◆ **WHAT YOU HAVE TO DO**
Show all lines from the listing below that contain "count".

◆ **GIVEN RECORDS**

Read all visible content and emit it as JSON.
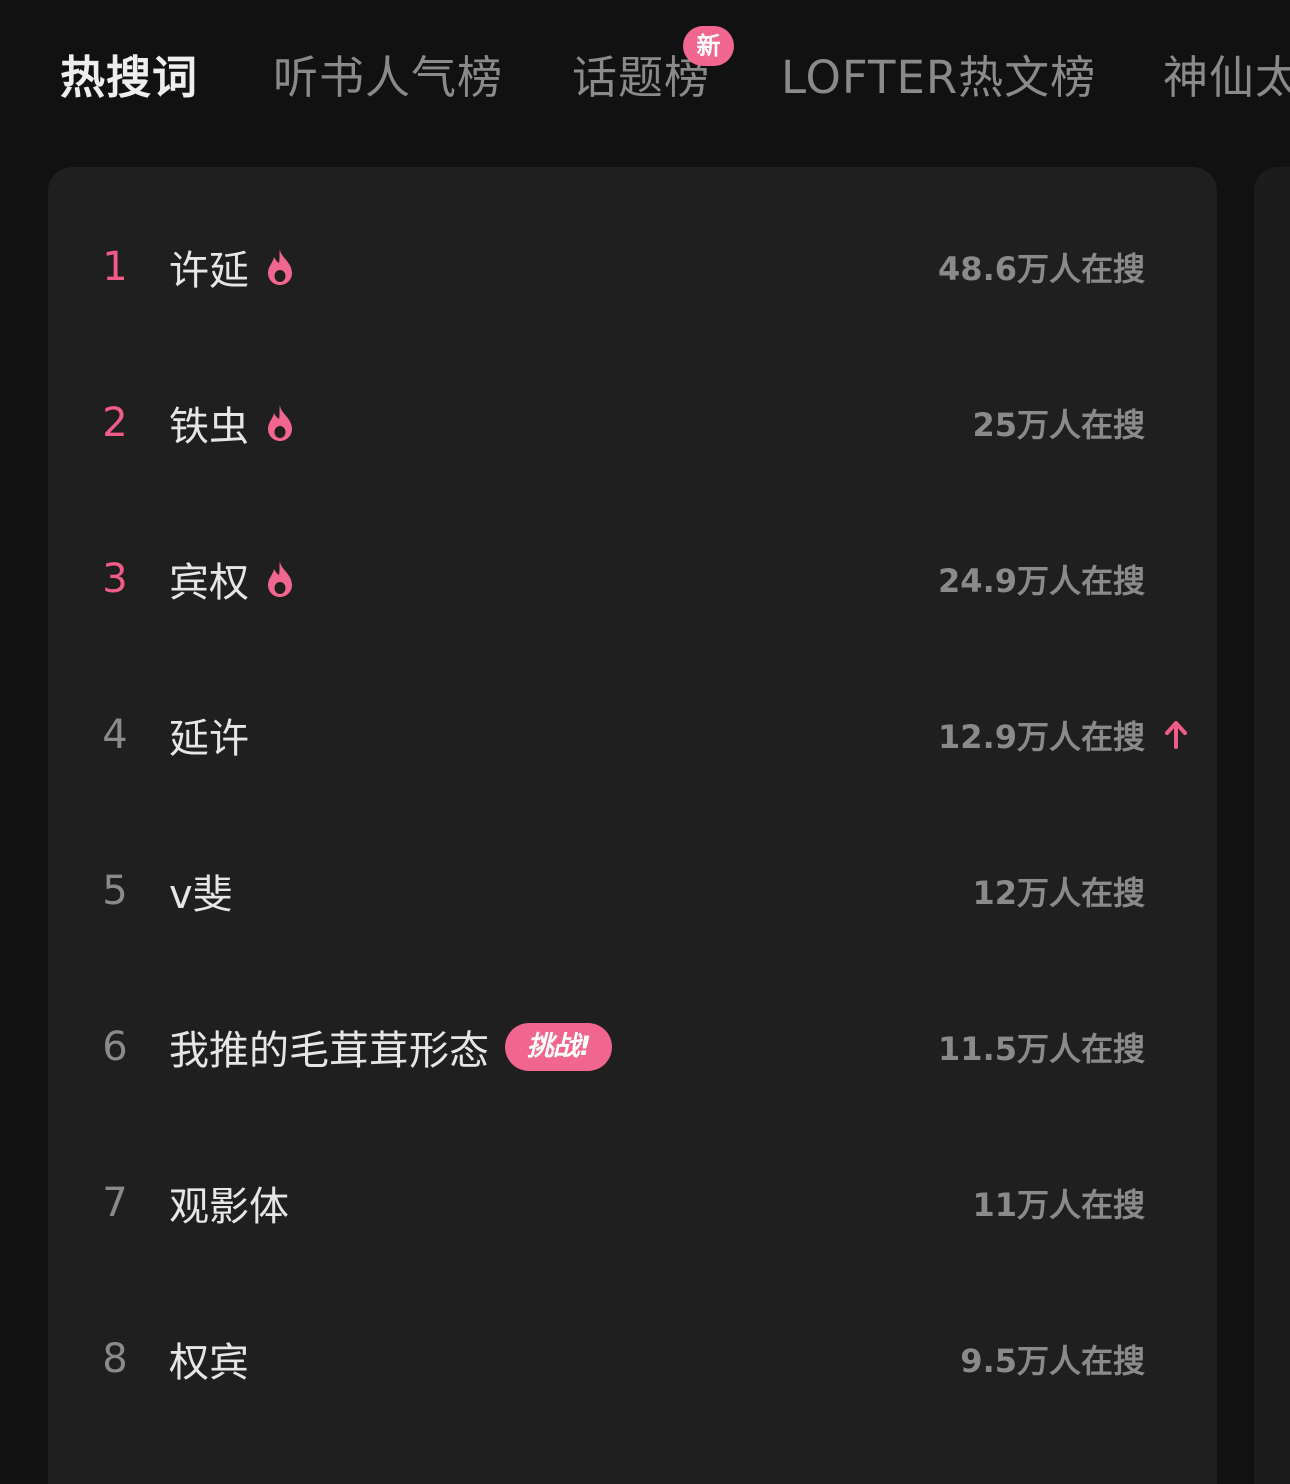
{
  "tabs": [
    {
      "label": "热搜词",
      "active": true
    },
    {
      "label": "听书人气榜",
      "active": false
    },
    {
      "label": "话题榜",
      "active": false,
      "badge": "新"
    },
    {
      "label": "LOFTER热文榜",
      "active": false
    },
    {
      "label": "神仙太",
      "active": false
    }
  ],
  "colors": {
    "background": "#111111",
    "card": "#1f1f1f",
    "accent": "#f0668f",
    "hot_rank": "#f05b88",
    "muted_text": "#8a8a8a"
  },
  "hot_list": [
    {
      "rank": "1",
      "word": "许延",
      "count": "48.6万人在搜",
      "icon": "fire-icon"
    },
    {
      "rank": "2",
      "word": "铁虫",
      "count": "25万人在搜",
      "icon": "fire-icon"
    },
    {
      "rank": "3",
      "word": "宾权",
      "count": "24.9万人在搜",
      "icon": "fire-icon"
    },
    {
      "rank": "4",
      "word": "延许",
      "count": "12.9万人在搜",
      "trend": "arrow-up-icon"
    },
    {
      "rank": "5",
      "word": "v斐",
      "count": "12万人在搜"
    },
    {
      "rank": "6",
      "word": "我推的毛茸茸形态",
      "count": "11.5万人在搜",
      "tag": "挑战!"
    },
    {
      "rank": "7",
      "word": "观影体",
      "count": "11万人在搜"
    },
    {
      "rank": "8",
      "word": "权宾",
      "count": "9.5万人在搜"
    }
  ]
}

◆ **ANSWER FOR THE TASK**
      "count": "48.6万人在搜",
      "count": "25万人在搜",
      "count": "24.9万人在搜",
      "count": "12.9万人在搜",
      "count": "12万人在搜"
      "count": "11.5万人在搜",
      "count": "11万人在搜"
      "count": "9.5万人在搜"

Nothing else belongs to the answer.